[Extracted data entries]
- - -

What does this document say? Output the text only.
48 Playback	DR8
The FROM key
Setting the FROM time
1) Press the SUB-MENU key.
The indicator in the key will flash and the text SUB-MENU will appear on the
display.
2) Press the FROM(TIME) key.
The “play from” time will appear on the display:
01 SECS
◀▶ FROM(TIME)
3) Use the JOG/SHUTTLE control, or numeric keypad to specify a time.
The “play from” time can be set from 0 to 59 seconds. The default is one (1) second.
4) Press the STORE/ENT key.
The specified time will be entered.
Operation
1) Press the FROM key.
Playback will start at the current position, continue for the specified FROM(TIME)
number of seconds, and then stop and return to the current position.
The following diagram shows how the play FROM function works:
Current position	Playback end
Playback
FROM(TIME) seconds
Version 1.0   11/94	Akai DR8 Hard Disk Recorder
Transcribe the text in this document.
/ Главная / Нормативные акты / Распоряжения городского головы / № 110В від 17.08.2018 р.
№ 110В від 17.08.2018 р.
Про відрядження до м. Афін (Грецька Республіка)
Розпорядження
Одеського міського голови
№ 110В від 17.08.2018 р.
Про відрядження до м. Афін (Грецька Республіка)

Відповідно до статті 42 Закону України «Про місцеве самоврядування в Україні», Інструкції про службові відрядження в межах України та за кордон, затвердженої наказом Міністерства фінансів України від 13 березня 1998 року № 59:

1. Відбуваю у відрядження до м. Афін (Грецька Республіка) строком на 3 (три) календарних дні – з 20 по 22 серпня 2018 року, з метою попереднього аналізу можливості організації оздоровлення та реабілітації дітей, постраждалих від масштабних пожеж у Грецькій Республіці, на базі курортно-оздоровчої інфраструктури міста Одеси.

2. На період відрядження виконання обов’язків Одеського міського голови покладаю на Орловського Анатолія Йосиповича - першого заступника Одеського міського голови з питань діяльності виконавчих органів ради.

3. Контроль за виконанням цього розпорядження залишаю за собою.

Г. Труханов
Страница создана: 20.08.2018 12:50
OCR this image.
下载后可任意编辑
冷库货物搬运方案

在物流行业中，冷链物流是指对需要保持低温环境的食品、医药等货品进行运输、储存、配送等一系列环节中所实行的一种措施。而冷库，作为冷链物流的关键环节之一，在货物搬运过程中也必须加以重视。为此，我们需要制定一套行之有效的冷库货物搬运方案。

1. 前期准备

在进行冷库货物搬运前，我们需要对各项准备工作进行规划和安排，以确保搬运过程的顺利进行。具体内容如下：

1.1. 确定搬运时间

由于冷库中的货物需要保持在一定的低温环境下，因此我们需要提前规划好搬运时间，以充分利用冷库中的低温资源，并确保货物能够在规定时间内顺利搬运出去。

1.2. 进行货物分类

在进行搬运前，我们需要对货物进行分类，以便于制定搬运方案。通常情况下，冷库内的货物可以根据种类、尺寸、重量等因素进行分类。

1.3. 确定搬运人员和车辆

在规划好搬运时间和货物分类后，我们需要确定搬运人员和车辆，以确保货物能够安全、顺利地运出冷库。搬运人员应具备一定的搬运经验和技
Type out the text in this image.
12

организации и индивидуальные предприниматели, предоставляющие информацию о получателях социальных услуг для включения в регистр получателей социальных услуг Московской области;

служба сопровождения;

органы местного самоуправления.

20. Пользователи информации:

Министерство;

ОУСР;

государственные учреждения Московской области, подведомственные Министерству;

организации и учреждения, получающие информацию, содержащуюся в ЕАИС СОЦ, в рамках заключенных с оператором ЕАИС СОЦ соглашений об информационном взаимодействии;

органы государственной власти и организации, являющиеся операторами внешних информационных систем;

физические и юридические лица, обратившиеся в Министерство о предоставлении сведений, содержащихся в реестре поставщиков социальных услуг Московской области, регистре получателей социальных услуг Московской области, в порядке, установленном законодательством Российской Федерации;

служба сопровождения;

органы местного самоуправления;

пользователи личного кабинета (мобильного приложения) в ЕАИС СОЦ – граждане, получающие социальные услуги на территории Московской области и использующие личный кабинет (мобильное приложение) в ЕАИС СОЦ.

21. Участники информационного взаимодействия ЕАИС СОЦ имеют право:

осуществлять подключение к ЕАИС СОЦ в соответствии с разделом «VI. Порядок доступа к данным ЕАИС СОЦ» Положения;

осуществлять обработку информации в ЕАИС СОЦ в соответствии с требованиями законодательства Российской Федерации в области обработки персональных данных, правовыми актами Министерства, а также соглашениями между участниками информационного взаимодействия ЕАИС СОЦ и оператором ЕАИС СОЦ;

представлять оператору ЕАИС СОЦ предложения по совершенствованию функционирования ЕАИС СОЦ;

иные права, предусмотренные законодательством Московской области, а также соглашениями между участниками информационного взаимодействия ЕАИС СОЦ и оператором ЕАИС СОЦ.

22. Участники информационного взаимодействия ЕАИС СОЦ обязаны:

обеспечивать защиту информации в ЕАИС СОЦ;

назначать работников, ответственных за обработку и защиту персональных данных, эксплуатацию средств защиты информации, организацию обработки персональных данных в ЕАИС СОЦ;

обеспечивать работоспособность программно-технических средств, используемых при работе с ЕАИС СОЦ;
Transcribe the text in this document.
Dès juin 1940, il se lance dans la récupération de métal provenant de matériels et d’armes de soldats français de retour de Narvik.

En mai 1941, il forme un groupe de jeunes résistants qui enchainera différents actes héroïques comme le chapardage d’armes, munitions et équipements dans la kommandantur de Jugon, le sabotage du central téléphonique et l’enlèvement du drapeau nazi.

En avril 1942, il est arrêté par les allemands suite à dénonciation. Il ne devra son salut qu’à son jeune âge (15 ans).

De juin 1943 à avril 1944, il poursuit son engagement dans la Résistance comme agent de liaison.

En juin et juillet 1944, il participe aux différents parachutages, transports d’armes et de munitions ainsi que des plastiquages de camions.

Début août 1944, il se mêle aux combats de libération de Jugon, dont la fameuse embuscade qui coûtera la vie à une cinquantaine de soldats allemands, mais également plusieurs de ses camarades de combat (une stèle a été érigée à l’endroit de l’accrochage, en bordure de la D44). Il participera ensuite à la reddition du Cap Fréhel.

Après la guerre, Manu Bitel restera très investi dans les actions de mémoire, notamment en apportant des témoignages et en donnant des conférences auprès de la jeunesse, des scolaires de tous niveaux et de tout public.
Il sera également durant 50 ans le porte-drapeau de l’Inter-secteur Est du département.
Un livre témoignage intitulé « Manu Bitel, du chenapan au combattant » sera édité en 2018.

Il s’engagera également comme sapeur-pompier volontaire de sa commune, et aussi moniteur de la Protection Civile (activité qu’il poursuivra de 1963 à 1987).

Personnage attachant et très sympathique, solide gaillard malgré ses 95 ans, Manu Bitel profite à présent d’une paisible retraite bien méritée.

- - -

• [TASK DIRECTIONS]: Each line of the material should be duplicated exactly, please.

• [WRITTEN SOLUTION]:
What does this document say? Output the text only.
48 Playback	DR8
The FROM key
Setting the FROM time
1) Press the SUB-MENU key.
The indicator in the key will flash and the text SUB-MENU will appear on the
display.
2) Press the FROM(TIME) key.
The “play from” time will appear on the display:
01 SECS
◀▶ FROM(TIME)
3) Use the JOG/SHUTTLE control, or numeric keypad to specify a time.
The “play from” time can be set from 0 to 59 seconds. The default is one (1) second.
4) Press the STORE/ENT key.
The specified time will be entered.
Operation
1) Press the FROM key.
Playback will start at the current position, continue for the specified FROM(TIME)
number of seconds, and then stop and return to the current position.
The following diagram shows how the play FROM function works:
Current position	Playback end
Playback
FROM(TIME) seconds
Version 1.0   11/94	Akai DR8 Hard Disk Recorder
Transcribe the text in this document.
/ Главная / Нормативные акты / Распоряжения городского головы / № 110В від 17.08.2018 р.
№ 110В від 17.08.2018 р.
Про відрядження до м. Афін (Грецька Республіка)
Розпорядження
Одеського міського голови
№ 110В від 17.08.2018 р.
Про відрядження до м. Афін (Грецька Республіка)

Відповідно до статті 42 Закону України «Про місцеве самоврядування в Україні», Інструкції про службові відрядження в межах України та за кордон, затвердженої наказом Міністерства фінансів України від 13 березня 1998 року № 59:

1. Відбуваю у відрядження до м. Афін (Грецька Республіка) строком на 3 (три) календарних дні – з 20 по 22 серпня 2018 року, з метою попереднього аналізу можливості організації оздоровлення та реабілітації дітей, постраждалих від масштабних пожеж у Грецькій Республіці, на базі курортно-оздоровчої інфраструктури міста Одеси.

2. На період відрядження виконання обов’язків Одеського міського голови покладаю на Орловського Анатолія Йосиповича - першого заступника Одеського міського голови з питань діяльності виконавчих органів ради.

3. Контроль за виконанням цього розпорядження залишаю за собою.

Г. Труханов
Страница создана: 20.08.2018 12:50
OCR this image.
下载后可任意编辑
冷库货物搬运方案

在物流行业中，冷链物流是指对需要保持低温环境的食品、医药等货品进行运输、储存、配送等一系列环节中所实行的一种措施。而冷库，作为冷链物流的关键环节之一，在货物搬运过程中也必须加以重视。为此，我们需要制定一套行之有效的冷库货物搬运方案。

1. 前期准备

在进行冷库货物搬运前，我们需要对各项准备工作进行规划和安排，以确保搬运过程的顺利进行。具体内容如下：

1.1. 确定搬运时间

由于冷库中的货物需要保持在一定的低温环境下，因此我们需要提前规划好搬运时间，以充分利用冷库中的低温资源，并确保货物能够在规定时间内顺利搬运出去。

1.2. 进行货物分类

在进行搬运前，我们需要对货物进行分类，以便于制定搬运方案。通常情况下，冷库内的货物可以根据种类、尺寸、重量等因素进行分类。

1.3. 确定搬运人员和车辆

在规划好搬运时间和货物分类后，我们需要确定搬运人员和车辆，以确保货物能够安全、顺利地运出冷库。搬运人员应具备一定的搬运经验和技
Type out the text in this image.
12

организации и индивидуальные предприниматели, предоставляющие информацию о получателях социальных услуг для включения в регистр получателей социальных услуг Московской области;

служба сопровождения;

органы местного самоуправления.

20. Пользователи информации:

Министерство;

ОУСР;

государственные учреждения Московской области, подведомственные Министерству;

организации и учреждения, получающие информацию, содержащуюся в ЕАИС СОЦ, в рамках заключенных с оператором ЕАИС СОЦ соглашений об информационном взаимодействии;

органы государственной власти и организации, являющиеся операторами внешних информационных систем;

физические и юридические лица, обратившиеся в Министерство о предоставлении сведений, содержащихся в реестре поставщиков социальных услуг Московской области, регистре получателей социальных услуг Московской области, в порядке, установленном законодательством Российской Федерации;

служба сопровождения;

органы местного самоуправления;

пользователи личного кабинета (мобильного приложения) в ЕАИС СОЦ – граждане, получающие социальные услуги на территории Московской области и использующие личный кабинет (мобильное приложение) в ЕАИС СОЦ.

21. Участники информационного взаимодействия ЕАИС СОЦ имеют право:

осуществлять подключение к ЕАИС СОЦ в соответствии с разделом «VI. Порядок доступа к данным ЕАИС СОЦ» Положения;

осуществлять обработку информации в ЕАИС СОЦ в соответствии с требованиями законодательства Российской Федерации в области обработки персональных данных, правовыми актами Министерства, а также соглашениями между участниками информационного взаимодействия ЕАИС СОЦ и оператором ЕАИС СОЦ;

представлять оператору ЕАИС СОЦ предложения по совершенствованию функционирования ЕАИС СОЦ;

иные права, предусмотренные законодательством Московской области, а также соглашениями между участниками информационного взаимодействия ЕАИС СОЦ и оператором ЕАИС СОЦ.

22. Участники информационного взаимодействия ЕАИС СОЦ обязаны:

обеспечивать защиту информации в ЕАИС СОЦ;

назначать работников, ответственных за обработку и защиту персональных данных, эксплуатацию средств защиты информации, организацию обработки персональных данных в ЕАИС СОЦ;

обеспечивать работоспособность программно-технических средств, используемых при работе с ЕАИС СОЦ;
Transcribe the text in this document.
Dès juin 1940, il se lance dans la récupération de métal provenant de matériels et d’armes de soldats français de retour de Narvik.

En mai 1941, il forme un groupe de jeunes résistants qui enchainera différents actes héroïques comme le chapardage d’armes, munitions et équipements dans la kommandantur de Jugon, le sabotage du central téléphonique et l’enlèvement du drapeau nazi.

En avril 1942, il est arrêté par les allemands suite à dénonciation. Il ne devra son salut qu’à son jeune âge (15 ans).

De juin 1943 à avril 1944, il poursuit son engagement dans la Résistance comme agent de liaison.

En juin et juillet 1944, il participe aux différents parachutages, transports d’armes et de munitions ainsi que des plastiquages de camions.

Début août 1944, il se mêle aux combats de libération de Jugon, dont la fameuse embuscade qui coûtera la vie à une cinquantaine de soldats allemands, mais également plusieurs de ses camarades de combat (une stèle a été érigée à l’endroit de l’accrochage, en bordure de la D44). Il participera ensuite à la reddition du Cap Fréhel.

Après la guerre, Manu Bitel restera très investi dans les actions de mémoire, notamment en apportant des témoignages et en donnant des conférences auprès de la jeunesse, des scolaires de tous niveaux et de tout public.
Il sera également durant 50 ans le porte-drapeau de l’Inter-secteur Est du département.
Un livre témoignage intitulé « Manu Bitel, du chenapan au combattant » sera édité en 2018.

Il s’engagera également comme sapeur-pompier volontaire de sa commune, et aussi moniteur de la Protection Civile (activité qu’il poursuivra de 1963 à 1987).

Personnage attachant et très sympathique, solide gaillard malgré ses 95 ans, Manu Bitel profite à présent d’une paisible retraite bien méritée.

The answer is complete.